**REQUIRED TASK**: Write out the whole listing exactly as it stands.

Start of GIVEN RECORDS

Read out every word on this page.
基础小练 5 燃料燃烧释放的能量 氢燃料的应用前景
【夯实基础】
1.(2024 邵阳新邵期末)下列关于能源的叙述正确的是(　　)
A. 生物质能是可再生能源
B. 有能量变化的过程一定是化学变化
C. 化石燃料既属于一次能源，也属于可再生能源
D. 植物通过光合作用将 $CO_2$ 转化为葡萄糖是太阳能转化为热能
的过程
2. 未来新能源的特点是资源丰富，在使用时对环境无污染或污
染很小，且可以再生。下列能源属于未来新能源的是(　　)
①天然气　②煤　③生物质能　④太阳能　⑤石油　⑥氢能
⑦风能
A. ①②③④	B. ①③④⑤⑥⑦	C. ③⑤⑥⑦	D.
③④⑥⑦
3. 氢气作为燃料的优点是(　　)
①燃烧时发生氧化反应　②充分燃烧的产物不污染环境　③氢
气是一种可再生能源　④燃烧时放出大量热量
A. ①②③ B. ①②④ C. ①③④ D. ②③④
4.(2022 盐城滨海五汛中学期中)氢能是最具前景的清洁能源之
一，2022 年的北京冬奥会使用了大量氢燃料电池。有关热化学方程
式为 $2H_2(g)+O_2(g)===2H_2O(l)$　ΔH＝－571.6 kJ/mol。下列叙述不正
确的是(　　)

End of GIVEN RECORDS

**EXPECTED OUTPUT**:
Read out every word on this page.
基础小练 5 燃料燃烧释放的能量 氢燃料的应用前景
【夯实基础】
1.(2024 邵阳新邵期末)下列关于能源的叙述正确的是(　　)
A. 生物质能是可再生能源
B. 有能量变化的过程一定是化学变化
C. 化石燃料既属于一次能源，也属于可再生能源
D. 植物通过光合作用将 $CO_2$ 转化为葡萄糖是太阳能转化为热能
的过程
2. 未来新能源的特点是资源丰富，在使用时对环境无污染或污
染很小，且可以再生。下列能源属于未来新能源的是(　　)
①天然气　②煤　③生物质能　④太阳能　⑤石油　⑥氢能
⑦风能
A. ①②③④	B. ①③④⑤⑥⑦	C. ③⑤⑥⑦	D.
③④⑥⑦
3. 氢气作为燃料的优点是(　　)
①燃烧时发生氧化反应　②充分燃烧的产物不污染环境　③氢
气是一种可再生能源　④燃烧时放出大量热量
A. ①②③ B. ①②④ C. ①③④ D. ②③④
4.(2022 盐城滨海五汛中学期中)氢能是最具前景的清洁能源之
一，2022 年的北京冬奥会使用了大量氢燃料电池。有关热化学方程
式为 $2H_2(g)+O_2(g)===2H_2O(l)$　ΔH＝－571.6 kJ/mol。下列叙述不正
确的是(　　)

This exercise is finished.